Extract:
[PATCH] Simplify switch table lookup if a linear mapping is possible

Fri Nov 14 02:50:31 PST 2014

Sorry, I sent the previous mail too early :-)

Here is the new version:

> The way I would do this is I would first look at two values to figure
> out the offset and multiplier, and then iterate through the rest of
> the values and see if they fit.

Basically a good idea, but it would require to duplicate the checks, so IMO it would make things more complicated.

> even in the case of overflows 

Overflows are not a problem. I added a test case for it.

>  It will also make handling undefs easier, i.e. we can just ignore them.

I don't agree. This is only true if you assume that the first two values are not undefs.

I decided to not handle undefs because according to my findings, they are very seldom in switch tables (even in non-linear ones).
In the whole test-suite there is only a single case. IMO it's not worth the additional complexity it would add to the code.

Thanks,
Erik

> On 13 Nov 2014, at 22:29, Hans Wennborg <hans at chromium.org> wrote:
> 
> On Thu, Nov 13, 2014 at 12:20 PM, Erik Eckstein <eeckstein at apple.com <mailto:eeckstein at apple.com>> wrote:
>> Thanks for reviewing!
>> 
>>> Do you have any numbers on how often this fires in a Clang bootstrap
>>> or other benchmark?
>> 
>> 29 in the test-suite (including External).
> 
> Nice.
> 
>>> This enum is sorted in a "cheapest first" order, which matches the
>>> order that the SwitchLookupTable tries things. LinearMapKind should go
>>> before ArrayKind.
>> 
>> In this case I would put it even before BitMapKind.
> 
> Sounds good.
> 
>>> I think undef is probably the only possible case here, right?
>> 
>> I'm not sure.
>> 
>>> For undef, it shouldn't matter what result we return (someone please
>>> correct me if I'm wrong here), so it would be nice if we could ignore
>>> undef values when trying to find the linear relationship. If it makes
>>> things more complicated we could do it in a follow-up patch.
>> 
>> Let's do it in a follow-up patch. I'll add a TODO.
>> 
>>> Should we handle the cases where the multiplier is 1 or offset is 0
>>> and generate simpler code for that?
>> 
>> I didn't do it to keep the code simpler. But if there is a good reason to simplify it here and not in follow-up optimizations, it's not a problem.
> 
> Yeah, I think we should do it here.
> 
> 
> A few more thoughts about the patch:
> 
>> +  // Check if we can derive the value with a linear transformation from the
>> +  // table index.
>> +  IntegerType *ValueIntType = dyn_cast<IntegerType>(ValueType);
>> +  if (ValueIntType) {
>> +    bool LinearMappingPossible = true;
>> +    APInt PrevVal;
>> +    APInt DistToPrev;
>> +    // Check if there is the same distance between two consecutive values.

Requests:
A: In the switch table patch thread, how many times does the linear mapping fire in the test-suite?
B: Continue the switch table patch thread from the point where it stops.

Image-based layout entries
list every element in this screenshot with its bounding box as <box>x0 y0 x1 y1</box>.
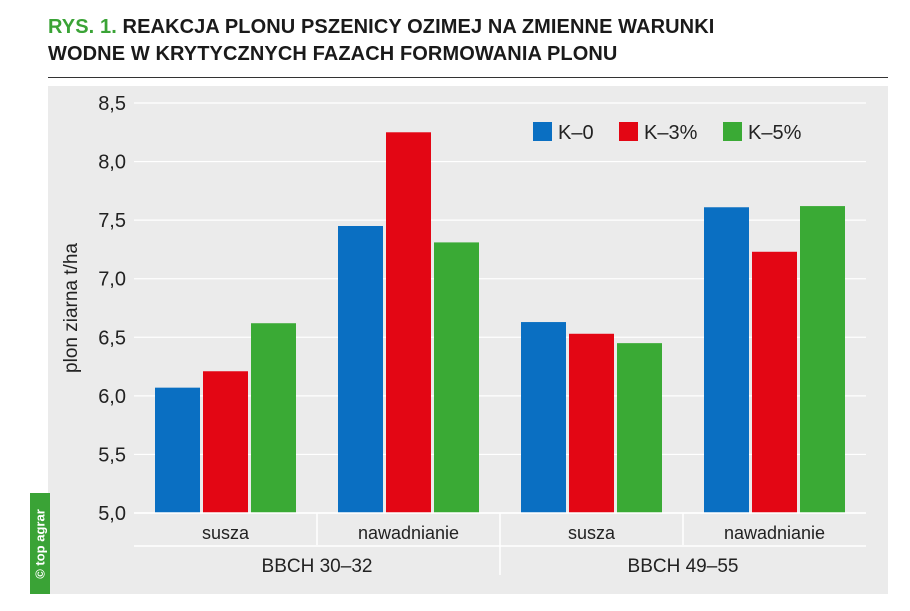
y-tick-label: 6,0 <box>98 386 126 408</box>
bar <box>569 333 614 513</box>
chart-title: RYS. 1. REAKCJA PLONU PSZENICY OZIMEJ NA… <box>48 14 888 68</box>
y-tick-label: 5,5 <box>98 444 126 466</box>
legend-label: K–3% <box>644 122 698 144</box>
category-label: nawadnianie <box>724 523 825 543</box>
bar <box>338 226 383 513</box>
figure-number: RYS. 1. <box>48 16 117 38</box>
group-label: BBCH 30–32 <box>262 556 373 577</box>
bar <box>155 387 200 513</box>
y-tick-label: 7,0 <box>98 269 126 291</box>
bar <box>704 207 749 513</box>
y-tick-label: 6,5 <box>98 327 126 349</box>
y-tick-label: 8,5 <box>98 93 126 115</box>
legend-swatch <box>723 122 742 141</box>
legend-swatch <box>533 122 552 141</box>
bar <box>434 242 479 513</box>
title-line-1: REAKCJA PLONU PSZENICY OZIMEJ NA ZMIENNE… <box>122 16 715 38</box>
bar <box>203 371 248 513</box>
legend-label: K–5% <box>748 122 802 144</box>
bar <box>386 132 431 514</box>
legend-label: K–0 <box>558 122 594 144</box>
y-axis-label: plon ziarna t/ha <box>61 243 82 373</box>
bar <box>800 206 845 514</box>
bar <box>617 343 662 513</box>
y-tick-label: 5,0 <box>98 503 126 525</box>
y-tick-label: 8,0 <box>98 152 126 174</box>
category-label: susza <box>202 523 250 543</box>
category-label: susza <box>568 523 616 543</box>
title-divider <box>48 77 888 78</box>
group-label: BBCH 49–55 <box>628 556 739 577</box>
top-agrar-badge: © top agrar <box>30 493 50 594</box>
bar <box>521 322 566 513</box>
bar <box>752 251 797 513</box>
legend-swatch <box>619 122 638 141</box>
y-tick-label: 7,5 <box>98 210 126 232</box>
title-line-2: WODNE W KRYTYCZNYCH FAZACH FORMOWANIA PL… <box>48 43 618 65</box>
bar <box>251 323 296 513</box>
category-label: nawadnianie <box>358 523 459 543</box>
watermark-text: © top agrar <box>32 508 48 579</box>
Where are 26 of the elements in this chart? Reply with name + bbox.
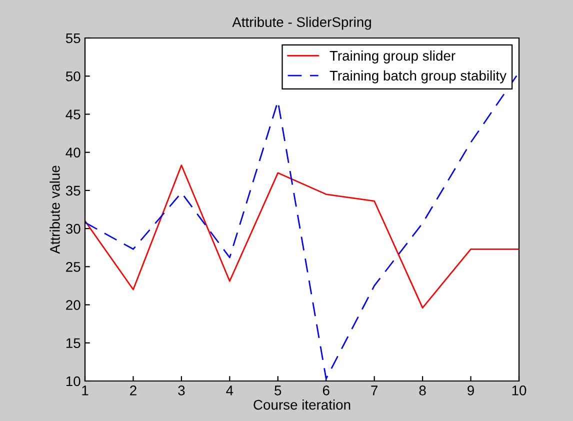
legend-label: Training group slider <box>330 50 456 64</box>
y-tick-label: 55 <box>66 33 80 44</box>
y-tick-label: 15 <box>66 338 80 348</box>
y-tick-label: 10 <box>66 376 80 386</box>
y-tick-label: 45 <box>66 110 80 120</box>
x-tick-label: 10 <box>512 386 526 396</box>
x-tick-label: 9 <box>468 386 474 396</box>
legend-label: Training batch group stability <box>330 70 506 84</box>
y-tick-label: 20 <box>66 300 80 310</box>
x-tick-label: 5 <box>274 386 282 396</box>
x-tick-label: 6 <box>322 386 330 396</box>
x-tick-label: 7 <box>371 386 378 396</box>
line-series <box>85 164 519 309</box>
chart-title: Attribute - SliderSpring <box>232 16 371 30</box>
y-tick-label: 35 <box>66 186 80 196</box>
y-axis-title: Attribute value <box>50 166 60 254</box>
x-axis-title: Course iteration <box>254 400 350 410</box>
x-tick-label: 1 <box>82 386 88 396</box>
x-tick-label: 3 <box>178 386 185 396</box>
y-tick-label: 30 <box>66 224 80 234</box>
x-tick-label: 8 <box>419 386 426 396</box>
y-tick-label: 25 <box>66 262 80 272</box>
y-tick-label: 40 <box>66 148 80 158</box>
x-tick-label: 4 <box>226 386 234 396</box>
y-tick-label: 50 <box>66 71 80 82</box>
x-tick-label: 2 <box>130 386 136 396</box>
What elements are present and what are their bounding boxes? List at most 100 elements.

--

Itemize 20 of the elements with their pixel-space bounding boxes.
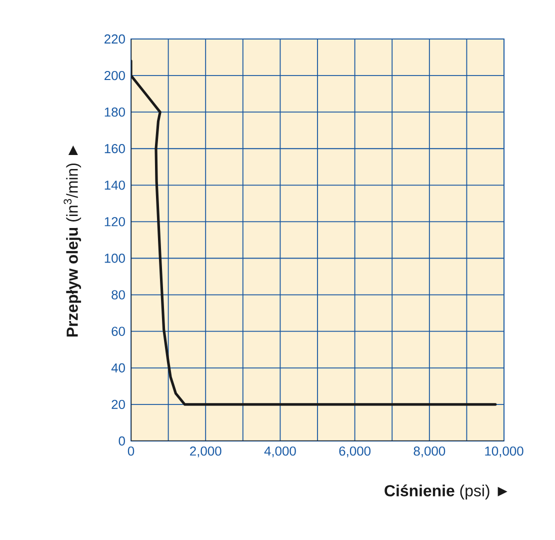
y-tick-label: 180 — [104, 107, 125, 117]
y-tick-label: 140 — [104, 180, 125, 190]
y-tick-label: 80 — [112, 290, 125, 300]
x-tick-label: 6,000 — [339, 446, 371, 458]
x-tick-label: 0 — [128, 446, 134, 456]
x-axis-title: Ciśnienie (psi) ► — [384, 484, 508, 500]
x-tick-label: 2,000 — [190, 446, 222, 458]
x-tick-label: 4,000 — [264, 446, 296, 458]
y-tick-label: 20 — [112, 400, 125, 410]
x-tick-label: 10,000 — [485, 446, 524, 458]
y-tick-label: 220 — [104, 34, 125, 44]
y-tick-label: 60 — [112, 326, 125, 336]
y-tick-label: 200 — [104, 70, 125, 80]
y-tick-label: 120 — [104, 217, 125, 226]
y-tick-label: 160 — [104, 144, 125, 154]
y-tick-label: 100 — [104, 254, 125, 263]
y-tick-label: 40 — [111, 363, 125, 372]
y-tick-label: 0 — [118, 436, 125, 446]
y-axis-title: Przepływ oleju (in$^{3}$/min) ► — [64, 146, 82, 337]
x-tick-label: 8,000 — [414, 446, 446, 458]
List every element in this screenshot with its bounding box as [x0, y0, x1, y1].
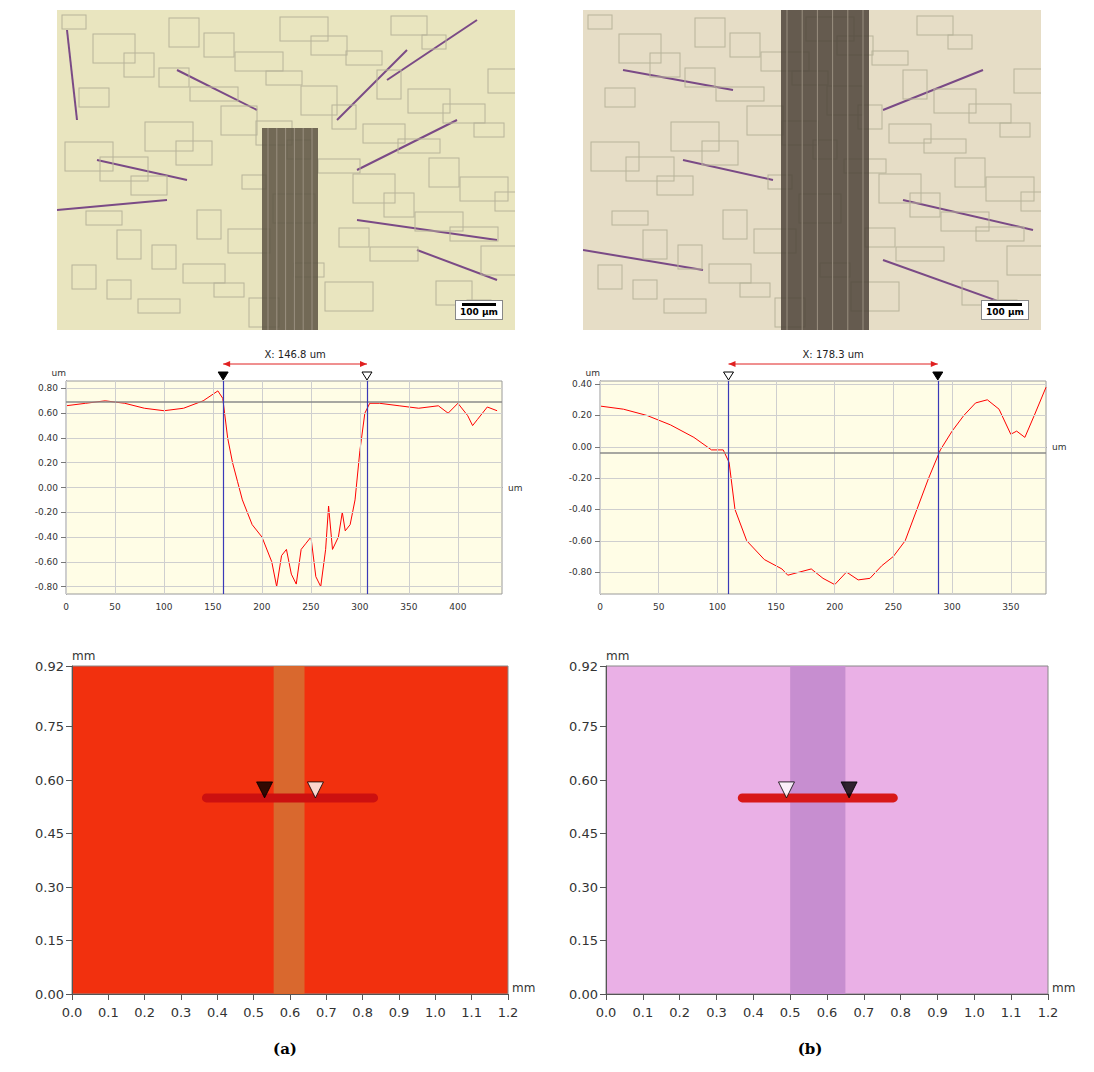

==

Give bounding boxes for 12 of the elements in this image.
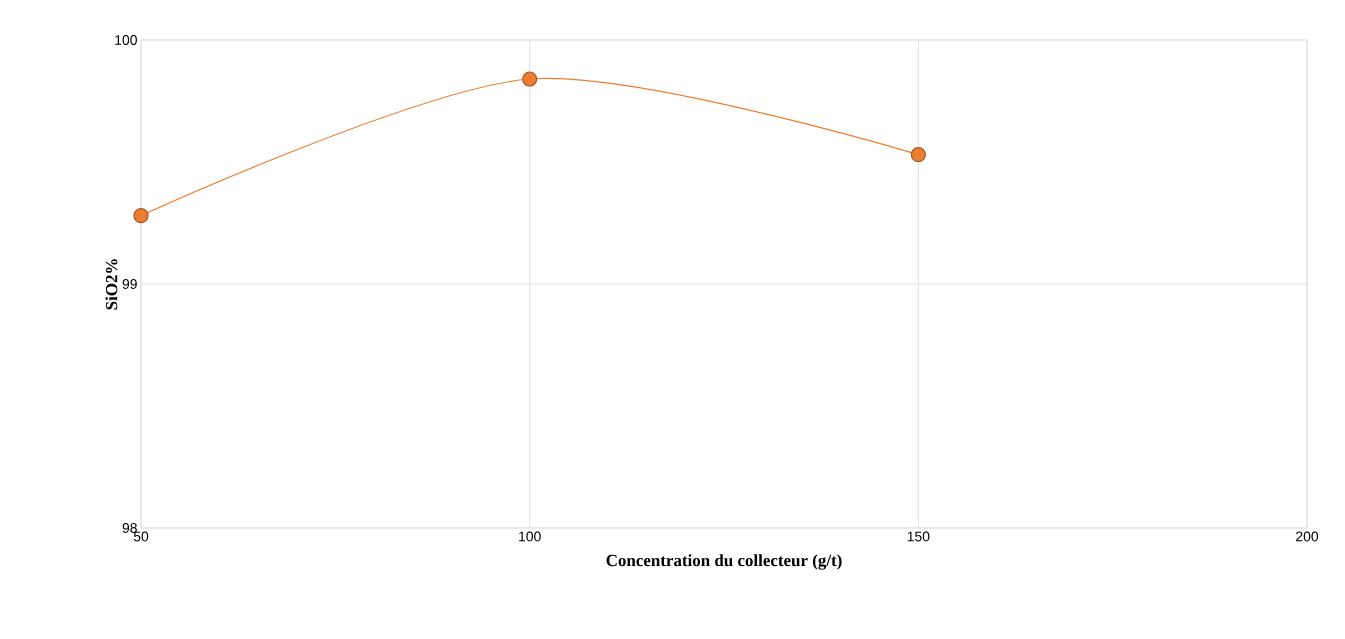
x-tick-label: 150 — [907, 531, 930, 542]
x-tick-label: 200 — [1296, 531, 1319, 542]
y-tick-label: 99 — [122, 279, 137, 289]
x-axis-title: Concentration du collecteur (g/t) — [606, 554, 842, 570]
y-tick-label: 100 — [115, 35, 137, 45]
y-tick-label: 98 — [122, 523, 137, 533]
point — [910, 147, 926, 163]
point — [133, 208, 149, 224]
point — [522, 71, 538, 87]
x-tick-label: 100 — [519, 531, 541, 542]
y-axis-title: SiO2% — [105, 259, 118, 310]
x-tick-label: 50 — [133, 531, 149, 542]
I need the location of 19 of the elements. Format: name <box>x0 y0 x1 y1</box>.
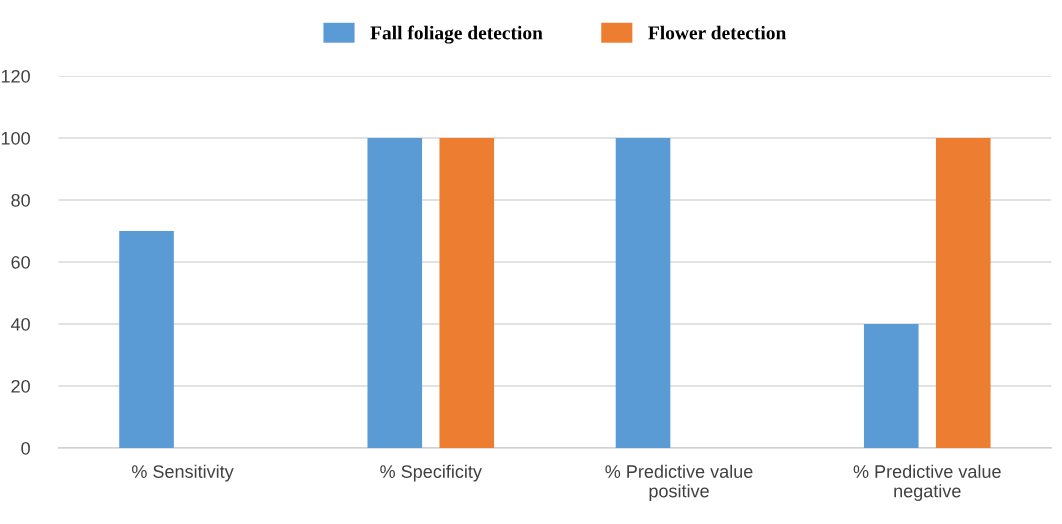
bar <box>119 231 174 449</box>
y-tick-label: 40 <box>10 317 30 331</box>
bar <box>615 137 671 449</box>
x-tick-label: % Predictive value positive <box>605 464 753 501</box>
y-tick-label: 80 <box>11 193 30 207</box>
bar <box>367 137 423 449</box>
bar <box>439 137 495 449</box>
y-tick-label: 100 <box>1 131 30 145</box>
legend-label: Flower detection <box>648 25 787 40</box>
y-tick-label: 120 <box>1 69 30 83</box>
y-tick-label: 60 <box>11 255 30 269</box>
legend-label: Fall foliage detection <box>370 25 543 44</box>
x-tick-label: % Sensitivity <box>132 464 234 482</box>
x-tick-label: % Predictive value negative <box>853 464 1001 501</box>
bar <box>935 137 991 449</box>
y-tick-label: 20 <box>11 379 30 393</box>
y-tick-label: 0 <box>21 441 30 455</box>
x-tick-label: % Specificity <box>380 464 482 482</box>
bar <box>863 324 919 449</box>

Expected answers:
A: 29 times, including External.

B:
>> +    for (uint64_t I = 0; I < TableSize; ++I) {
>> +      ConstantInt *ResConst = dyn_cast<ConstantInt>(TableContents[I]);
>> +      if (!ResConst) {
>> +        // E.g. if it is an undef.
>> +        LinearMappingPossible = false;
>> +        break;
>> +      }
>> +      APInt Val = ResConst->getValue();
>> +      if (I > 0) {
> 
> Not a big deal, but checking "I != 0" seems like a more clear way to
> check that it's not the first iteration.
> 
> 
>> +        APInt Dist = Val - PrevVal;
>> +        if (I == 1) {
>> +          DistToPrev = Dist;
>> +        } else if (Dist != DistToPrev) {
>> +          LinearMappingPossible = false;
>> +          break;
>> +        }
>> +      }
>> +      PrevVal = Val;
>> +    }
> 
> The way I would do this is I would first look at two values to figure
> out the offset and multiplier, and then iterate through the rest of
> the values and see if they fit.
> 
> I think that might be a little easier to read, and it would also make
> it more obvious that all the results are correct even in the case of
> overflows etc., because we've checked the same computation that will
> happen at run-time. It will also make handling undefs easier, i.e. we
> can just ignore them.
> 
> 
> Thanks,
> Hans
> 
>>> On 13 Nov 2014, at 19:40, Hans Wennborg <hans at chromium.org <mailto:hans at chromium.org>> wrote:
>>> 
>>> On Thu, Nov 13, 2014 at 7:26 AM, Erik Eckstein <eeckstein at apple.com <mailto:eeckstein at apple.com>> wrote:
>>>> Hi Hans,
>>>> 
>>>> this patch adds a simple optimization for switch table lookup: It computes the output value directly with an (optional) mul and add if there is a linear mapping between index and output. Example:
>>> 
>>> Thanks! This has been on my mental todo list for switch transformation
>>> stuff for a while, so I'm very happy to review it.
>>> 
>>> Do you have any numbers on how often this fires in a Clang bootstrap
>>> or other benchmark?
>>> 
>>>> Index: lib/Transforms/Utils/SimplifyCFG.cpp
>>>> ===================================================================
>>>> --- lib/Transforms/Utils/SimplifyCFG.cpp (revision 221882)
>>>> +++ lib/Transforms/Utils/SimplifyCFG.cpp (working copy)
>>>> @@ -70,6 +70,7 @@
>>>>    cl::desc("Hoist conditional stores if an unconditional store precedes"));
>>>> 
>>>> STATISTIC(NumBitMaps, "Number of switch instructions turned into bitmaps");
>>>> +STATISTIC(NumLinearMaps, "Number of switch instructions turned into linear mapping");
>>>> STATISTIC(NumLookupTables, "Number of switch instructions turned into lookup tables");
>>>> STATISTIC(NumLookupTablesHoles, "Number of switch instructions turned into lookup tables (holes checked)");
>>>> STATISTIC(NumSinkCommons, "Number of common instructions sunk down to the end block");
>>>> @@ -3663,7 +3664,12 @@
>>>> 
>>>>      // The table is stored as an array of values. Values are retrieved by load
>>>>      // instructions from the table.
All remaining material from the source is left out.